» **TASK GOAL**
In the material below, repeat only the lines from the one that holds "Type out the text in this image." through the final line, exactly as they stand.

» **SUPPLIED RECORDS**
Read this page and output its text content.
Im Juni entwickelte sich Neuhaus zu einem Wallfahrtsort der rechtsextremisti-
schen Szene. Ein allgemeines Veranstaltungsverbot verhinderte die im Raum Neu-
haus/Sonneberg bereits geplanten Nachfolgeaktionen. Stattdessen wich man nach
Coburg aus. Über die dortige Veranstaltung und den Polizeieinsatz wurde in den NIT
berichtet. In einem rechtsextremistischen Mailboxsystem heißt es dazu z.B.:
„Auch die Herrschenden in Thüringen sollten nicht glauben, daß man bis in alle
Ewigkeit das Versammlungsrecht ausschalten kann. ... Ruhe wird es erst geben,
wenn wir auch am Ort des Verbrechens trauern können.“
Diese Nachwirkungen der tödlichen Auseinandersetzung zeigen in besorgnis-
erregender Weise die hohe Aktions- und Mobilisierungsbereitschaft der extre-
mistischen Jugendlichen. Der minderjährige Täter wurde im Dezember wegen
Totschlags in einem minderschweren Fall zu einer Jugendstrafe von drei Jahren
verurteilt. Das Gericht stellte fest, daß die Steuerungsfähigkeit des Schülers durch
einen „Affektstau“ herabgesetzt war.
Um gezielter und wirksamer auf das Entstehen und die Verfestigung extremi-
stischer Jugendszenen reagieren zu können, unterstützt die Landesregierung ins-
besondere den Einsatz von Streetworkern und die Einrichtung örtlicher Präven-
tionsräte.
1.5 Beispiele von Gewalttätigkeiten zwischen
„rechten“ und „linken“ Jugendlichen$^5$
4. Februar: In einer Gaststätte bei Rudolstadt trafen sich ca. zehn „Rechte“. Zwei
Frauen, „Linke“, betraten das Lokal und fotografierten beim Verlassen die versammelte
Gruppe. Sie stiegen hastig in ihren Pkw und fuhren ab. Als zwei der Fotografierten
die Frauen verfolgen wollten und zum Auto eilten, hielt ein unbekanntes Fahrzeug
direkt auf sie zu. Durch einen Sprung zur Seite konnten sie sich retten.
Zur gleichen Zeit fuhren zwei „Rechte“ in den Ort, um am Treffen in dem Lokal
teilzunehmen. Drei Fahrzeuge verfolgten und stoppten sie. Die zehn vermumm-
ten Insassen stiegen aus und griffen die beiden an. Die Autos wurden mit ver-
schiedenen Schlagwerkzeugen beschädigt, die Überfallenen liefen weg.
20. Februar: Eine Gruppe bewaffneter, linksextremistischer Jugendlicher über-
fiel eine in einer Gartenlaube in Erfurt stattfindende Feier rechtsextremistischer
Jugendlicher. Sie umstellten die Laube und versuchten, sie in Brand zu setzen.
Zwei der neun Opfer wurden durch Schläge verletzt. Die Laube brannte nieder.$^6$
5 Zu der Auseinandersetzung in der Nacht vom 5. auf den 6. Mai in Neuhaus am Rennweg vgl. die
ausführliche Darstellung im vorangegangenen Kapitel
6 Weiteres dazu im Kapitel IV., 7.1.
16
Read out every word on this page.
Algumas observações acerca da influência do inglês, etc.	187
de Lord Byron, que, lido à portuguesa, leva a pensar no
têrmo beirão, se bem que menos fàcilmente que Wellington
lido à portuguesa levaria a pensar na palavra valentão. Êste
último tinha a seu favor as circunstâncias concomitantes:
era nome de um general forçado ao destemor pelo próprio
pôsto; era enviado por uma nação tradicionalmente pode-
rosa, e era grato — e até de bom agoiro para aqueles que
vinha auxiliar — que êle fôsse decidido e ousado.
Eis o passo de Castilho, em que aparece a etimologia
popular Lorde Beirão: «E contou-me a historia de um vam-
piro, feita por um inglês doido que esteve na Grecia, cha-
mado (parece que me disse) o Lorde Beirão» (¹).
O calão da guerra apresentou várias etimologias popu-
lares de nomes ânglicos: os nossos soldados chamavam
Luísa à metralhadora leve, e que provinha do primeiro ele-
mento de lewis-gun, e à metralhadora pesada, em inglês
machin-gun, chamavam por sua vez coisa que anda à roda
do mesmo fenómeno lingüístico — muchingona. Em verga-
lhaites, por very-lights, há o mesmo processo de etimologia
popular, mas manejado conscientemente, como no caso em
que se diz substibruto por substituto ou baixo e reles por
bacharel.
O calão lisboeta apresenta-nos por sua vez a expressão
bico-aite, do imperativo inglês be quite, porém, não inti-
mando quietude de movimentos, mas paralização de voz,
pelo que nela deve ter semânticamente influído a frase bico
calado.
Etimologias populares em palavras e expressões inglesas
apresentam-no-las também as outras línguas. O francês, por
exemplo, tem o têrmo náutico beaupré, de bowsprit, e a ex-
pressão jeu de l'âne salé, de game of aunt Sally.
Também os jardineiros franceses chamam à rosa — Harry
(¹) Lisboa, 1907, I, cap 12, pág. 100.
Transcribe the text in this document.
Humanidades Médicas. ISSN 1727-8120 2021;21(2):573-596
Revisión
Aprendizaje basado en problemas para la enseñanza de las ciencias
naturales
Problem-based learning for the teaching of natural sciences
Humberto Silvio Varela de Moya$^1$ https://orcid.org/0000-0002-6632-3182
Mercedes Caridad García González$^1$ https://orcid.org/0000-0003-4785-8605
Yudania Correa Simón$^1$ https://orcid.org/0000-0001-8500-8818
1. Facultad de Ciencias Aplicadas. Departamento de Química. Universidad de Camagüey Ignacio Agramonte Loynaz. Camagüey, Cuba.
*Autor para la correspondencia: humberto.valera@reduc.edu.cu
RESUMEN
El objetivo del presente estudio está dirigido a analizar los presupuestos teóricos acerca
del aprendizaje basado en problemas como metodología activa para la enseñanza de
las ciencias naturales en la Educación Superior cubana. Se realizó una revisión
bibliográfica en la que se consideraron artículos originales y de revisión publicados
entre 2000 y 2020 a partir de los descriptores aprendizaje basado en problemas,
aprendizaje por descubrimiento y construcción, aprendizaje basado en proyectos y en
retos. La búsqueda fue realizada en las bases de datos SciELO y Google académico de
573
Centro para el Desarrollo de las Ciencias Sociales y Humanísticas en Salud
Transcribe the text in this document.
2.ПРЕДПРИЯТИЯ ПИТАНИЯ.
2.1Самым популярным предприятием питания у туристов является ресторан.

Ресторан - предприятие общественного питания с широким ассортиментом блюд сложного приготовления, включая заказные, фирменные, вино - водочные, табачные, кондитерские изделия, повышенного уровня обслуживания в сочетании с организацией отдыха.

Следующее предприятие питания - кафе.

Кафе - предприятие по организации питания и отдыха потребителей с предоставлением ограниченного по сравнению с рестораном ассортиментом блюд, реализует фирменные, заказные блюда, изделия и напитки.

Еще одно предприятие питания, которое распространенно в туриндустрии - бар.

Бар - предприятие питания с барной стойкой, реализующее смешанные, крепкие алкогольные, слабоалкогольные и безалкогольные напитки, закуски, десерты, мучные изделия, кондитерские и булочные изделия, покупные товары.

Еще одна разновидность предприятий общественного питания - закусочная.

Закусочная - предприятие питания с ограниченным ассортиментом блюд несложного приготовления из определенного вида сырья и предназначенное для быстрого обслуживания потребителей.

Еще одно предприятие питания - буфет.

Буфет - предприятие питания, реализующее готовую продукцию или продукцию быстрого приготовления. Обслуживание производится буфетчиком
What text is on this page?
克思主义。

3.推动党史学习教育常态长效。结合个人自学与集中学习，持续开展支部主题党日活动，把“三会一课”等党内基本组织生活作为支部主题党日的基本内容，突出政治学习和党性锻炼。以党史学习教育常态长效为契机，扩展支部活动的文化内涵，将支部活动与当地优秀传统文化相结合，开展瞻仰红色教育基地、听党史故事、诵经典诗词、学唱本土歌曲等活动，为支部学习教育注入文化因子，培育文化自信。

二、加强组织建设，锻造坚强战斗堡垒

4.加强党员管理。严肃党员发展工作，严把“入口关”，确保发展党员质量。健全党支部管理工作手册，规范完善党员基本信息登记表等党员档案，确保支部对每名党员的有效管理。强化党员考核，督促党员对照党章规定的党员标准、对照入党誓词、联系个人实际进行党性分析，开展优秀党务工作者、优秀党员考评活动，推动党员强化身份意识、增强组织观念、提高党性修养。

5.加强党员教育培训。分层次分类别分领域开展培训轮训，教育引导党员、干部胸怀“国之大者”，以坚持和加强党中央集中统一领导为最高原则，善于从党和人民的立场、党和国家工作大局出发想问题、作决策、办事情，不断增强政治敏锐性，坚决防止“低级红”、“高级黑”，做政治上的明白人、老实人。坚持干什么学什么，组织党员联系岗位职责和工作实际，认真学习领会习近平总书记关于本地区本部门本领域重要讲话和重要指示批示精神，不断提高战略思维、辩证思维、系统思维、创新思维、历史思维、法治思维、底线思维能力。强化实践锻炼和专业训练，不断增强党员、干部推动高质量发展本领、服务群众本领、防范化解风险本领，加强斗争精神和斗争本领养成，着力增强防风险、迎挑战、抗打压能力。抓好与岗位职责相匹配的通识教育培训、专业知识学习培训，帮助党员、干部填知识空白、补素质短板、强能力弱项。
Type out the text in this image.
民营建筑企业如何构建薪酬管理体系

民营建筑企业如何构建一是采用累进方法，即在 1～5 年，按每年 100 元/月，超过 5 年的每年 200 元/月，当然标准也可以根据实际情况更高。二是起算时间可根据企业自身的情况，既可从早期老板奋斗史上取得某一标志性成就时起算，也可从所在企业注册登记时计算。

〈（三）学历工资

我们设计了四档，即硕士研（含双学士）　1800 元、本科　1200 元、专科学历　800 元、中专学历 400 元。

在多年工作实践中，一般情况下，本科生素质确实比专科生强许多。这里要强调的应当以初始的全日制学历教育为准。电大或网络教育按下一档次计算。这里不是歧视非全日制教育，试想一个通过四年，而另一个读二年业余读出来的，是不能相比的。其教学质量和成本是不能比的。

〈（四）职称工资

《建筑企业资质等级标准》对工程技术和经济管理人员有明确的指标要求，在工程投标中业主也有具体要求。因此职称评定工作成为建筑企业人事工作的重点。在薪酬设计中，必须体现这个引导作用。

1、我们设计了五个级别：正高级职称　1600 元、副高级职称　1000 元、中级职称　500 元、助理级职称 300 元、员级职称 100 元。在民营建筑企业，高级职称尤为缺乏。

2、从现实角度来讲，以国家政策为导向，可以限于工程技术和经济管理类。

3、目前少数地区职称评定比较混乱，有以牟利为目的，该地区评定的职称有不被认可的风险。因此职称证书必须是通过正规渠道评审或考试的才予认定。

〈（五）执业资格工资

» **RESPONSE TO THE TASK**
Type out the text in this image.
民营建筑企业如何构建薪酬管理体系

民营建筑企业如何构建一是采用累进方法，即在 1～5 年，按每年 100 元/月，超过 5 年的每年 200 元/月，当然标准也可以根据实际情况更高。二是起算时间可根据企业自身的情况，既可从早期老板奋斗史上取得某一标志性成就时起算，也可从所在企业注册登记时计算。

〈（三）学历工资

我们设计了四档，即硕士研（含双学士）　1800 元、本科　1200 元、专科学历　800 元、中专学历 400 元。

在多年工作实践中，一般情况下，本科生素质确实比专科生强许多。这里要强调的应当以初始的全日制学历教育为准。电大或网络教育按下一档次计算。这里不是歧视非全日制教育，试想一个通过四年，而另一个读二年业余读出来的，是不能相比的。其教学质量和成本是不能比的。

〈（四）职称工资

《建筑企业资质等级标准》对工程技术和经济管理人员有明确的指标要求，在工程投标中业主也有具体要求。因此职称评定工作成为建筑企业人事工作的重点。在薪酬设计中，必须体现这个引导作用。

1、我们设计了五个级别：正高级职称　1600 元、副高级职称　1000 元、中级职称　500 元、助理级职称 300 元、员级职称 100 元。在民营建筑企业，高级职称尤为缺乏。

2、从现实角度来讲，以国家政策为导向，可以限于工程技术和经济管理类。

3、目前少数地区职称评定比较混乱，有以牟利为目的，该地区评定的职称有不被认可的风险。因此职称证书必须是通过正规渠道评审或考试的才予认定。

〈（五）执业资格工资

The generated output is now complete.